● **WHAT THIS TASK INVOLVES**: Output the data below in full, character for character.

● **ENTRIES SUPPLIED**:
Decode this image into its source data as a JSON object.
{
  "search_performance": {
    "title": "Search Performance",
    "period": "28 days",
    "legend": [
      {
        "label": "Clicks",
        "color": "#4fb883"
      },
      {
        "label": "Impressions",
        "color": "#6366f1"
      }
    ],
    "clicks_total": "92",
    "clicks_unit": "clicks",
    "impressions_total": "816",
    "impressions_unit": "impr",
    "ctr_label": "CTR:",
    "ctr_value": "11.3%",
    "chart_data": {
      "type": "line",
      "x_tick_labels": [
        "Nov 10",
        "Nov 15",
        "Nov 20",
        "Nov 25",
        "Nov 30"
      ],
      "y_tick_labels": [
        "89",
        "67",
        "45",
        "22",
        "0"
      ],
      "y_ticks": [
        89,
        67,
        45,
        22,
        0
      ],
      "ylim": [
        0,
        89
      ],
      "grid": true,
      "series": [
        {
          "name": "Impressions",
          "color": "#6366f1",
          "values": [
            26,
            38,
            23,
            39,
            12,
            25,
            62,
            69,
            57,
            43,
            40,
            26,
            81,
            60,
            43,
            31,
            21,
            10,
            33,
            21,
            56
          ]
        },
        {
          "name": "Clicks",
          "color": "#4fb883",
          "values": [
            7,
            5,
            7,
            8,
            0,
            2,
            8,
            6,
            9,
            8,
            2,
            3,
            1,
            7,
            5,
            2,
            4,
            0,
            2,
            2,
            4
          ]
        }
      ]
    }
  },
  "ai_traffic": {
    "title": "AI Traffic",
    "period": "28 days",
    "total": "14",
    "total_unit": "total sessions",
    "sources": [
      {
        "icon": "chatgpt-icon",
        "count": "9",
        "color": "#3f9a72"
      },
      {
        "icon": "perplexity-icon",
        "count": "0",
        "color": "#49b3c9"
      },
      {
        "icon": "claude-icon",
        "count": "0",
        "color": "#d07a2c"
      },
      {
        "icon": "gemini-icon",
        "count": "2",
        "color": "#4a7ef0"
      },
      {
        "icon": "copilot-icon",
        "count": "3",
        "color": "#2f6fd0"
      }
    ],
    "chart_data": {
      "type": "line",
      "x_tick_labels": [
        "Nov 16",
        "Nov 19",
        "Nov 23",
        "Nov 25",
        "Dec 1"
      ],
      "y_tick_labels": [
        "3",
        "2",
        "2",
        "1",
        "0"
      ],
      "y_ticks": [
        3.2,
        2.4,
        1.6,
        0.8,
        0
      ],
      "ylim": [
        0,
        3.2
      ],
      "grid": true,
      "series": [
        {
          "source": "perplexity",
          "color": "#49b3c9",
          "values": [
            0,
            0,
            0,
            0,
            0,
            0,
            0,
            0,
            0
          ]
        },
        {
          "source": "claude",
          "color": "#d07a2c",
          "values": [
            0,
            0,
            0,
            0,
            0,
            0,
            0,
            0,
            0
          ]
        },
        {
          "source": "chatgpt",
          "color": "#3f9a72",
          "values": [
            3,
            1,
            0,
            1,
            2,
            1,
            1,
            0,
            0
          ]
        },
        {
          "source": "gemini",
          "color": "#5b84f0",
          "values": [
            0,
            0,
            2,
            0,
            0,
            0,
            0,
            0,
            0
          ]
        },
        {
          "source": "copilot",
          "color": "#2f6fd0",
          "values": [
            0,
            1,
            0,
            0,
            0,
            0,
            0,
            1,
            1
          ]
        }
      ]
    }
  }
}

● **EXERCISE OUTPUT**:
Decode this image into its source data as a JSON object.
{
  "search_performance": {
    "title": "Search Performance",
    "period": "28 days",
    "legend": [
      {
        "label": "Clicks",
        "color": "#4fb883"
      },
      {
        "label": "Impressions",
        "color": "#6366f1"
      }
    ],
    "clicks_total": "92",
    "clicks_unit": "clicks",
    "impressions_total": "816",
    "impressions_unit": "impr",
    "ctr_label": "CTR:",
    "ctr_value": "11.3%",
    "chart_data": {
      "type": "line",
      "x_tick_labels": [
        "Nov 10",
        "Nov 15",
        "Nov 20",
        "Nov 25",
        "Nov 30"
      ],
      "y_tick_labels": [
        "89",
        "67",
        "45",
        "22",
        "0"
      ],
      "y_ticks": [
        89,
        67,
        45,
        22,
        0
      ],
      "ylim": [
        0,
        89
      ],
      "grid": true,
      "series": [
        {
          "name": "Impressions",
          "color": "#6366f1",
          "values": [
            26,
            38,
            23,
            39,
            12,
            25,
            62,
            69,
            57,
            43,
            40,
            26,
            81,
            60,
            43,
            31,
            21,
            10,
            33,
            21,
            56
          ]
        },
        {
          "name": "Clicks",
          "color": "#4fb883",
          "values": [
            7,
            5,
            7,
            8,
            0,
            2,
            8,
            6,
            9,
            8,
            2,
            3,
            1,
            7,
            5,
            2,
            4,
            0,
            2,
            2,
            4
          ]
        }
      ]
    }
  },
  "ai_traffic": {
    "title": "AI Traffic",
    "period": "28 days",
    "total": "14",
    "total_unit": "total sessions",
    "sources": [
      {
        "icon": "chatgpt-icon",
        "count": "9",
        "color": "#3f9a72"
      },
      {
        "icon": "perplexity-icon",
        "count": "0",
        "color": "#49b3c9"
      },
      {
        "icon": "claude-icon",
        "count": "0",
        "color": "#d07a2c"
      },
      {
        "icon": "gemini-icon",
        "count": "2",
        "color": "#4a7ef0"
      },
      {
        "icon": "copilot-icon",
        "count": "3",
        "color": "#2f6fd0"
      }
    ],
    "chart_data": {
      "type": "line",
      "x_tick_labels": [
        "Nov 16",
        "Nov 19",
        "Nov 23",
        "Nov 25",
        "Dec 1"
      ],
      "y_tick_labels": [
        "3",
        "2",
        "2",
        "1",
        "0"
      ],
      "y_ticks": [
        3.2,
        2.4,
        1.6,
        0.8,
        0
      ],
      "ylim": [
        0,
        3.2
      ],
      "grid": true,
      "series": [
        {
          "source": "perplexity",
          "color": "#49b3c9",
          "values": [
            0,
            0,
            0,
            0,
            0,
            0,
            0,
            0,
            0
          ]
        },
        {
          "source": "claude",
          "color": "#d07a2c",
          "values": [
            0,
            0,
            0,
            0,
            0,
            0,
            0,
            0,
            0
          ]
        },
        {
          "source": "chatgpt",
          "color": "#3f9a72",
          "values": [
            3,
            1,
            0,
            1,
            2,
            1,
            1,
            0,
            0
          ]
        },
        {
          "source": "gemini",
          "color": "#5b84f0",
          "values": [
            0,
            0,
            2,
            0,
            0,
            0,
            0,
            0,
            0
          ]
        },
        {
          "source": "copilot",
          "color": "#2f6fd0",
          "values": [
            0,
            1,
            0,
            0,
            0,
            0,
            0,
            1,
            1
          ]
        }
      ]
    }
  }
}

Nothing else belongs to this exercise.